— Begin —

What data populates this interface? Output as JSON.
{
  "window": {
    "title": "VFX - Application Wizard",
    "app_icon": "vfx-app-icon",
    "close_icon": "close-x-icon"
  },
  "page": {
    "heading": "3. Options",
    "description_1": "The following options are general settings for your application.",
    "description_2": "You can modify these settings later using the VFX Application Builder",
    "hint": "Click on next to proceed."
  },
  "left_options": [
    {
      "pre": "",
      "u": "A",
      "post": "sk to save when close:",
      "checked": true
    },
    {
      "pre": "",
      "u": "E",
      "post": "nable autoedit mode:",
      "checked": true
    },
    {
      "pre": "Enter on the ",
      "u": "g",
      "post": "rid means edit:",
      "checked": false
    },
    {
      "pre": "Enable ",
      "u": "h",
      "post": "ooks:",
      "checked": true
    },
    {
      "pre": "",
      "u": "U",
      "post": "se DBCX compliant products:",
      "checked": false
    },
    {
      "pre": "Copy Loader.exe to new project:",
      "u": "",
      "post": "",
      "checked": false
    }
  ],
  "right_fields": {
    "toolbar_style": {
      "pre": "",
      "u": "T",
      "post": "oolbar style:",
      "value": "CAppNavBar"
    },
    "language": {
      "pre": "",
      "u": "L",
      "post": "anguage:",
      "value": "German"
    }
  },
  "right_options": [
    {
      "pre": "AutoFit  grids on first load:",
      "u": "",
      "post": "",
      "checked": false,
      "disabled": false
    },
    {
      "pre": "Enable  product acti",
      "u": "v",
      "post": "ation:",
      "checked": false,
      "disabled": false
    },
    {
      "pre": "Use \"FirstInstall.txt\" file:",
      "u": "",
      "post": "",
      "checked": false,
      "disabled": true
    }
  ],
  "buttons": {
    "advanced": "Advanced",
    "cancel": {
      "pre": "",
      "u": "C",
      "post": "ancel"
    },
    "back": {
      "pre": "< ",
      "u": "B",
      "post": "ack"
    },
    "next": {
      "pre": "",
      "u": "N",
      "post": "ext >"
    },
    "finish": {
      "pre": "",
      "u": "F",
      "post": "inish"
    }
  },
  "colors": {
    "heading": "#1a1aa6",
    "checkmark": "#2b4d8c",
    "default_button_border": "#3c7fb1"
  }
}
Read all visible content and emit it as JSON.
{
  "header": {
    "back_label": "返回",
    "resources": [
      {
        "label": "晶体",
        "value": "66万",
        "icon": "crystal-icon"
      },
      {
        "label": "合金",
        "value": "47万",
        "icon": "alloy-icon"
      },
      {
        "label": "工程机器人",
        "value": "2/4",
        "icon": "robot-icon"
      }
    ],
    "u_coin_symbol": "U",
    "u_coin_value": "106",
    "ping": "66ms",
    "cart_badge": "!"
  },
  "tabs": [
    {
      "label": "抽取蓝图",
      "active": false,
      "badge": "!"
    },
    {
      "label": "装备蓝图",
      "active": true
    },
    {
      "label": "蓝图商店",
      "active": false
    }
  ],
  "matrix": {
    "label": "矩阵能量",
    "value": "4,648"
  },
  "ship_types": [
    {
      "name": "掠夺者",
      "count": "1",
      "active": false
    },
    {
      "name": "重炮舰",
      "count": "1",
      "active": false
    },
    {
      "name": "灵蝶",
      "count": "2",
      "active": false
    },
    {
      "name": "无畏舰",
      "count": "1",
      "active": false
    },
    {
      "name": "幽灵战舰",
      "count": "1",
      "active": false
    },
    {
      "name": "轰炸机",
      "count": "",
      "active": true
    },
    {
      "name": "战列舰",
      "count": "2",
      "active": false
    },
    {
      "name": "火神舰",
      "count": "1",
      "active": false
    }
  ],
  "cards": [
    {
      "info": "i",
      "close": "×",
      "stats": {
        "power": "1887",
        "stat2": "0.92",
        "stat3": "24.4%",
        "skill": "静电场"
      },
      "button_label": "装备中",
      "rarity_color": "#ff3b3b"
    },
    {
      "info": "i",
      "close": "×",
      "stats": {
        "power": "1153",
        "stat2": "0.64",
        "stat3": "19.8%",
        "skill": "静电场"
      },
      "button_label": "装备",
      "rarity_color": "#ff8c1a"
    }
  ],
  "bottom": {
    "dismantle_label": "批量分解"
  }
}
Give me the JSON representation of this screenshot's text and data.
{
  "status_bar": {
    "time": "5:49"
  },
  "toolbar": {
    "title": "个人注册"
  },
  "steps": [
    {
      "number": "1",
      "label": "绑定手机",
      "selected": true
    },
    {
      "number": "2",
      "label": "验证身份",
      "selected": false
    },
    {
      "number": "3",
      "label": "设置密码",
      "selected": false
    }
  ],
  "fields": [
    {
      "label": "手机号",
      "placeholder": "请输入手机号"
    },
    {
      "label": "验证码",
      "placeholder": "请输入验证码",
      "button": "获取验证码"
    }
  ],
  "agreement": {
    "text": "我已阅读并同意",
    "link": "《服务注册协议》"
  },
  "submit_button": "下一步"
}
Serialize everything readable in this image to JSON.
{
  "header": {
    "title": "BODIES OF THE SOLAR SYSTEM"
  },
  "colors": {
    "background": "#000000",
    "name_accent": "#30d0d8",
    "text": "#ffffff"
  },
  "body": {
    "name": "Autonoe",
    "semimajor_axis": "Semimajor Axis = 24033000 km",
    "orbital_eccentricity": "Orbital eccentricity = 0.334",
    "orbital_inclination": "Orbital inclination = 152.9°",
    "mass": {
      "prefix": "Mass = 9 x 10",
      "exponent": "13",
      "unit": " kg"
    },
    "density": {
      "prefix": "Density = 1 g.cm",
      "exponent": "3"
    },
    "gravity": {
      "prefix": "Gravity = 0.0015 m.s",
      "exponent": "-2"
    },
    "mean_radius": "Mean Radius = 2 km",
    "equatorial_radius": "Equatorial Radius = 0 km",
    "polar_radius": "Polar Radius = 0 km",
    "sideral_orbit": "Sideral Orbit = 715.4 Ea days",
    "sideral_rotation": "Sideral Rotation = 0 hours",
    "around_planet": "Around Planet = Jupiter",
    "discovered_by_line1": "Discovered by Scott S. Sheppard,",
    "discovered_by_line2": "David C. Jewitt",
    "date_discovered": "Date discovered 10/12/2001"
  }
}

— End —

- **Written instruction**: Go through the material above line by line and copy it exactly.

- **Problem solution**:
What data populates this interface? Output as JSON.
{
  "window": {
    "title": "VFX - Application Wizard",
    "app_icon": "vfx-app-icon",
    "close_icon": "close-x-icon"
  },
  "page": {
    "heading": "3. Options",
    "description_1": "The following options are general settings for your application.",
    "description_2": "You can modify these settings later using the VFX Application Builder",
    "hint": "Click on next to proceed."
  },
  "left_options": [
    {
      "pre": "",
      "u": "A",
      "post": "sk to save when close:",
      "checked": true
    },
    {
      "pre": "",
      "u": "E",
      "post": "nable autoedit mode:",
      "checked": true
    },
    {
      "pre": "Enter on the ",
      "u": "g",
      "post": "rid means edit:",
      "checked": false
    },
    {
      "pre": "Enable ",
      "u": "h",
      "post": "ooks:",
      "checked": true
    },
    {
      "pre": "",
      "u": "U",
      "post": "se DBCX compliant products:",
      "checked": false
    },
    {
      "pre": "Copy Loader.exe to new project:",
      "u": "",
      "post": "",
      "checked": false
    }
  ],
  "right_fields": {
    "toolbar_style": {
      "pre": "",
      "u": "T",
      "post": "oolbar style:",
      "value": "CAppNavBar"
    },
    "language": {
      "pre": "",
      "u": "L",
      "post": "anguage:",
      "value": "German"
    }
  },
  "right_options": [
    {
      "pre": "AutoFit  grids on first load:",
      "u": "",
      "post": "",
      "checked": false,
      "disabled": false
    },
    {
      "pre": "Enable  product acti",
      "u": "v",
      "post": "ation:",
      "checked": false,
      "disabled": false
    },
    {
      "pre": "Use \"FirstInstall.txt\" file:",
      "u": "",
      "post": "",
      "checked": false,
      "disabled": true
    }
  ],
  "buttons": {
    "advanced": "Advanced",
    "cancel": {
      "pre": "",
      "u": "C",
      "post": "ancel"
    },
    "back": {
      "pre": "< ",
      "u": "B",
      "post": "ack"
    },
    "next": {
      "pre": "",
      "u": "N",
      "post": "ext >"
    },
    "finish": {
      "pre": "",
      "u": "F",
      "post": "inish"
    }
  },
  "colors": {
    "heading": "#1a1aa6",
    "checkmark": "#2b4d8c",
    "default_button_border": "#3c7fb1"
  }
}
Read all visible content and emit it as JSON.
{
  "header": {
    "back_label": "返回",
    "resources": [
      {
        "label": "晶体",
        "value": "66万",
        "icon": "crystal-icon"
      },
      {
        "label": "合金",
        "value": "47万",
        "icon": "alloy-icon"
      },
      {
        "label": "工程机器人",
        "value": "2/4",
        "icon": "robot-icon"
      }
    ],
    "u_coin_symbol": "U",
    "u_coin_value": "106",
    "ping": "66ms",
    "cart_badge": "!"
  },
  "tabs": [
    {
      "label": "抽取蓝图",
      "active": false,
      "badge": "!"
    },
    {
      "label": "装备蓝图",
      "active": true
    },
    {
      "label": "蓝图商店",
      "active": false
    }
  ],
  "matrix": {
    "label": "矩阵能量",
    "value": "4,648"
  },
  "ship_types": [
    {
      "name": "掠夺者",
      "count": "1",
      "active": false
    },
    {
      "name": "重炮舰",
      "count": "1",
      "active": false
    },
    {
      "name": "灵蝶",
      "count": "2",
      "active": false
    },
    {
      "name": "无畏舰",
      "count": "1",
      "active": false
    },
    {
      "name": "幽灵战舰",
      "count": "1",
      "active": false
    },
    {
      "name": "轰炸机",
      "count": "",
      "active": true
    },
    {
      "name": "战列舰",
      "count": "2",
      "active": false
    },
    {
      "name": "火神舰",
      "count": "1",
      "active": false
    }
  ],
  "cards": [
    {
      "info": "i",
      "close": "×",
      "stats": {
        "power": "1887",
        "stat2": "0.92",
        "stat3": "24.4%",
        "skill": "静电场"
      },
      "button_label": "装备中",
      "rarity_color": "#ff3b3b"
    },
    {
      "info": "i",
      "close": "×",
      "stats": {
        "power": "1153",
        "stat2": "0.64",
        "stat3": "19.8%",
        "skill": "静电场"
      },
      "button_label": "装备",
      "rarity_color": "#ff8c1a"
    }
  ],
  "bottom": {
    "dismantle_label": "批量分解"
  }
}
Give me the JSON representation of this screenshot's text and data.
{
  "status_bar": {
    "time": "5:49"
  },
  "toolbar": {
    "title": "个人注册"
  },
  "steps": [
    {
      "number": "1",
      "label": "绑定手机",
      "selected": true
    },
    {
      "number": "2",
      "label": "验证身份",
      "selected": false
    },
    {
      "number": "3",
      "label": "设置密码",
      "selected": false
    }
  ],
  "fields": [
    {
      "label": "手机号",
      "placeholder": "请输入手机号"
    },
    {
      "label": "验证码",
      "placeholder": "请输入验证码",
      "button": "获取验证码"
    }
  ],
  "agreement": {
    "text": "我已阅读并同意",
    "link": "《服务注册协议》"
  },
  "submit_button": "下一步"
}
Serialize everything readable in this image to JSON.
{
  "header": {
    "title": "BODIES OF THE SOLAR SYSTEM"
  },
  "colors": {
    "background": "#000000",
    "name_accent": "#30d0d8",
    "text": "#ffffff"
  },
  "body": {
    "name": "Autonoe",
    "semimajor_axis": "Semimajor Axis = 24033000 km",
    "orbital_eccentricity": "Orbital eccentricity = 0.334",
    "orbital_inclination": "Orbital inclination = 152.9°",
    "mass": {
      "prefix": "Mass = 9 x 10",
      "exponent": "13",
      "unit": " kg"
    },
    "density": {
      "prefix": "Density = 1 g.cm",
      "exponent": "3"
    },
    "gravity": {
      "prefix": "Gravity = 0.0015 m.s",
      "exponent": "-2"
    },
    "mean_radius": "Mean Radius = 2 km",
    "equatorial_radius": "Equatorial Radius = 0 km",
    "polar_radius": "Polar Radius = 0 km",
    "sideral_orbit": "Sideral Orbit = 715.4 Ea days",
    "sideral_rotation": "Sideral Rotation = 0 hours",
    "around_planet": "Around Planet = Jupiter",
    "discovered_by_line1": "Discovered by Scott S. Sheppard,",
    "discovered_by_line2": "David C. Jewitt",
    "date_discovered": "Date discovered 10/12/2001"
  }
}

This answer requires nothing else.